What you should do ▸
Return the complete listing that follows, with each line reproduced exactly.

Given records ▸
Begin

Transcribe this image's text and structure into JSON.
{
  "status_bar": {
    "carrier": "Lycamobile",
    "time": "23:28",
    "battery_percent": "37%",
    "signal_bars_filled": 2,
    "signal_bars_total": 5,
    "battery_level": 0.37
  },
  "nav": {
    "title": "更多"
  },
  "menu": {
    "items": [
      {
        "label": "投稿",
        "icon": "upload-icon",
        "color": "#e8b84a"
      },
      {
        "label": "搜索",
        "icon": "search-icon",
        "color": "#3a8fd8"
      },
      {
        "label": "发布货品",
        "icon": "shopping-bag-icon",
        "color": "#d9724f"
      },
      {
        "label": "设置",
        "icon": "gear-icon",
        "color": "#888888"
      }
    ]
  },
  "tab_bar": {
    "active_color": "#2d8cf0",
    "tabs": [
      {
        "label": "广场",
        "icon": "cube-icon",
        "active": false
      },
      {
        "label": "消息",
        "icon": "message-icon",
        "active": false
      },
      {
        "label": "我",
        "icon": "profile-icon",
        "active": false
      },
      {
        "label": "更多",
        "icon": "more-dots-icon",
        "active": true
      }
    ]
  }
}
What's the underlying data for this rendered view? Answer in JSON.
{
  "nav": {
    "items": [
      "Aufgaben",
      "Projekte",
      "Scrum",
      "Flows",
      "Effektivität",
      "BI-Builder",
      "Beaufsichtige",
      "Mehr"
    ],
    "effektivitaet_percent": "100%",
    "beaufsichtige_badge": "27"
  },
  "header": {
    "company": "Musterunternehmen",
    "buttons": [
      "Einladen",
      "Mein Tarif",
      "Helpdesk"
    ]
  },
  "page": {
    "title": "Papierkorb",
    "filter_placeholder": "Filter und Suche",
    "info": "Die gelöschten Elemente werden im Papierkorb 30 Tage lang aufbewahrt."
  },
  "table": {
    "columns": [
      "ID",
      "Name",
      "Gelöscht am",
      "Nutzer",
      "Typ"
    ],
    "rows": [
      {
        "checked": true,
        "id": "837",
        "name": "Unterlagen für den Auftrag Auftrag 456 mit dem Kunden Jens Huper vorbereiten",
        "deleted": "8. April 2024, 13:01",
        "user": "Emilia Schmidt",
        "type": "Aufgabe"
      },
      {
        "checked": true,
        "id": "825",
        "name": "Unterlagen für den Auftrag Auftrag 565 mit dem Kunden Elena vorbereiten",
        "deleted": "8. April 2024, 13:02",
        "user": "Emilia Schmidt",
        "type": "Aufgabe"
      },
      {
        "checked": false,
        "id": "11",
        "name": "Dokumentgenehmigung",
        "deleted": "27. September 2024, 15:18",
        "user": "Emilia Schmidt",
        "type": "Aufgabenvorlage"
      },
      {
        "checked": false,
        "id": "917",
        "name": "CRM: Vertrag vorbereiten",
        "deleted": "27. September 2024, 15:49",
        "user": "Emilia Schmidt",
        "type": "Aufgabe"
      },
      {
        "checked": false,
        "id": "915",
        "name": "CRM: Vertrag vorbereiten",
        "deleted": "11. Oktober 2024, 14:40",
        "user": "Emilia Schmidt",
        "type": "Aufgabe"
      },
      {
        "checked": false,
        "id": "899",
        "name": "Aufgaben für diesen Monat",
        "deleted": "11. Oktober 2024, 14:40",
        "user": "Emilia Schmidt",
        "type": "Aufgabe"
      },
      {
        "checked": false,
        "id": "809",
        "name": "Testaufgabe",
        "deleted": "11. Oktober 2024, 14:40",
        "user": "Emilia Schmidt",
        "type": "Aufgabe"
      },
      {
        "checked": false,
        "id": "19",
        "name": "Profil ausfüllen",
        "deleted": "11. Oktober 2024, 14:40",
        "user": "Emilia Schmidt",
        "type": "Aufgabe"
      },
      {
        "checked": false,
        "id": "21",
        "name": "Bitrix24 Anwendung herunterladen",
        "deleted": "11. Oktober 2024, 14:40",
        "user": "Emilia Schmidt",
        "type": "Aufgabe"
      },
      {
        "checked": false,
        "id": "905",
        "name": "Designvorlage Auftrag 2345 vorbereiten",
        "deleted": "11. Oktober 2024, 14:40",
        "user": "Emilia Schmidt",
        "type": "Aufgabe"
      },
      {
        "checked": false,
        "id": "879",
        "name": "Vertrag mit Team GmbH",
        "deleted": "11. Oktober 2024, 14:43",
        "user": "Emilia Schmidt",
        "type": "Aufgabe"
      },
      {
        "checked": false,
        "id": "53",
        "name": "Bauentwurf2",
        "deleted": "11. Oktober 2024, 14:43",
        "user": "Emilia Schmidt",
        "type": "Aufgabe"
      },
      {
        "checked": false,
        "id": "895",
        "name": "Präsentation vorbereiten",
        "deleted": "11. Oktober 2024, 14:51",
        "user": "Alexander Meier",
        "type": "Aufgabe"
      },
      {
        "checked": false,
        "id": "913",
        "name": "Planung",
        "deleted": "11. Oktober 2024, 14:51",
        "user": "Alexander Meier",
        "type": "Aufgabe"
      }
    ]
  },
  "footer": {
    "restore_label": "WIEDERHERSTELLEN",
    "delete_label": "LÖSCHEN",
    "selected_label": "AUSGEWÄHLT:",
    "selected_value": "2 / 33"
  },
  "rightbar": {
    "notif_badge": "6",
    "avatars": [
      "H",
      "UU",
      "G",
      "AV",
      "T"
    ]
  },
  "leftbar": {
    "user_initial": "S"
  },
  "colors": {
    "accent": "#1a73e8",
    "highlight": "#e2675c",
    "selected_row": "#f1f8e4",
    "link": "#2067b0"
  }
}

End

Exercise response ▸
Transcribe this image's text and structure into JSON.
{
  "status_bar": {
    "carrier": "Lycamobile",
    "time": "23:28",
    "battery_percent": "37%",
    "signal_bars_filled": 2,
    "signal_bars_total": 5,
    "battery_level": 0.37
  },
  "nav": {
    "title": "更多"
  },
  "menu": {
    "items": [
      {
        "label": "投稿",
        "icon": "upload-icon",
        "color": "#e8b84a"
      },
      {
        "label": "搜索",
        "icon": "search-icon",
        "color": "#3a8fd8"
      },
      {
        "label": "发布货品",
        "icon": "shopping-bag-icon",
        "color": "#d9724f"
      },
      {
        "label": "设置",
        "icon": "gear-icon",
        "color": "#888888"
      }
    ]
  },
  "tab_bar": {
    "active_color": "#2d8cf0",
    "tabs": [
      {
        "label": "广场",
        "icon": "cube-icon",
        "active": false
      },
      {
        "label": "消息",
        "icon": "message-icon",
        "active": false
      },
      {
        "label": "我",
        "icon": "profile-icon",
        "active": false
      },
      {
        "label": "更多",
        "icon": "more-dots-icon",
        "active": true
      }
    ]
  }
}
What's the underlying data for this rendered view? Answer in JSON.
{
  "nav": {
    "items": [
      "Aufgaben",
      "Projekte",
      "Scrum",
      "Flows",
      "Effektivität",
      "BI-Builder",
      "Beaufsichtige",
      "Mehr"
    ],
    "effektivitaet_percent": "100%",
    "beaufsichtige_badge": "27"
  },
  "header": {
    "company": "Musterunternehmen",
    "buttons": [
      "Einladen",
      "Mein Tarif",
      "Helpdesk"
    ]
  },
  "page": {
    "title": "Papierkorb",
    "filter_placeholder": "Filter und Suche",
    "info": "Die gelöschten Elemente werden im Papierkorb 30 Tage lang aufbewahrt."
  },
  "table": {
    "columns": [
      "ID",
      "Name",
      "Gelöscht am",
      "Nutzer",
      "Typ"
    ],
    "rows": [
      {
        "checked": true,
        "id": "837",
        "name": "Unterlagen für den Auftrag Auftrag 456 mit dem Kunden Jens Huper vorbereiten",
        "deleted": "8. April 2024, 13:01",
        "user": "Emilia Schmidt",
        "type": "Aufgabe"
      },
      {
        "checked": true,
        "id": "825",
        "name": "Unterlagen für den Auftrag Auftrag 565 mit dem Kunden Elena vorbereiten",
        "deleted": "8. April 2024, 13:02",
        "user": "Emilia Schmidt",
        "type": "Aufgabe"
      },
      {
        "checked": false,
        "id": "11",
        "name": "Dokumentgenehmigung",
        "deleted": "27. September 2024, 15:18",
        "user": "Emilia Schmidt",
        "type": "Aufgabenvorlage"
      },
      {
        "checked": false,
        "id": "917",
        "name": "CRM: Vertrag vorbereiten",
        "deleted": "27. September 2024, 15:49",
        "user": "Emilia Schmidt",
        "type": "Aufgabe"
      },
      {
        "checked": false,
        "id": "915",
        "name": "CRM: Vertrag vorbereiten",
        "deleted": "11. Oktober 2024, 14:40",
        "user": "Emilia Schmidt",
        "type": "Aufgabe"
      },
      {
        "checked": false,
        "id": "899",
        "name": "Aufgaben für diesen Monat",
        "deleted": "11. Oktober 2024, 14:40",
        "user": "Emilia Schmidt",
        "type": "Aufgabe"
      },
      {
        "checked": false,
        "id": "809",
        "name": "Testaufgabe",
        "deleted": "11. Oktober 2024, 14:40",
        "user": "Emilia Schmidt",
        "type": "Aufgabe"
      },
      {
        "checked": false,
        "id": "19",
        "name": "Profil ausfüllen",
        "deleted": "11. Oktober 2024, 14:40",
        "user": "Emilia Schmidt",
        "type": "Aufgabe"
      },
      {
        "checked": false,
        "id": "21",
        "name": "Bitrix24 Anwendung herunterladen",
        "deleted": "11. Oktober 2024, 14:40",
        "user": "Emilia Schmidt",
        "type": "Aufgabe"
      },
      {
        "checked": false,
        "id": "905",
        "name": "Designvorlage Auftrag 2345 vorbereiten",
        "deleted": "11. Oktober 2024, 14:40",
        "user": "Emilia Schmidt",
        "type": "Aufgabe"
      },
      {
        "checked": false,
        "id": "879",
        "name": "Vertrag mit Team GmbH",
        "deleted": "11. Oktober 2024, 14:43",
        "user": "Emilia Schmidt",
        "type": "Aufgabe"
      },
      {
        "checked": false,
        "id": "53",
        "name": "Bauentwurf2",
        "deleted": "11. Oktober 2024, 14:43",
        "user": "Emilia Schmidt",
        "type": "Aufgabe"
      },
      {
        "checked": false,
        "id": "895",
        "name": "Präsentation vorbereiten",
        "deleted": "11. Oktober 2024, 14:51",
        "user": "Alexander Meier",
        "type": "Aufgabe"
      },
      {
        "checked": false,
        "id": "913",
        "name": "Planung",
        "deleted": "11. Oktober 2024, 14:51",
        "user": "Alexander Meier",
        "type": "Aufgabe"
      }
    ]
  },
  "footer": {
    "restore_label": "WIEDERHERSTELLEN",
    "delete_label": "LÖSCHEN",
    "selected_label": "AUSGEWÄHLT:",
    "selected_value": "2 / 33"
  },
  "rightbar": {
    "notif_badge": "6",
    "avatars": [
      "H",
      "UU",
      "G",
      "AV",
      "T"
    ]
  },
  "leftbar": {
    "user_initial": "S"
  },
  "colors": {
    "accent": "#1a73e8",
    "highlight": "#e2675c",
    "selected_row": "#f1f8e4",
    "link": "#2067b0"
  }
}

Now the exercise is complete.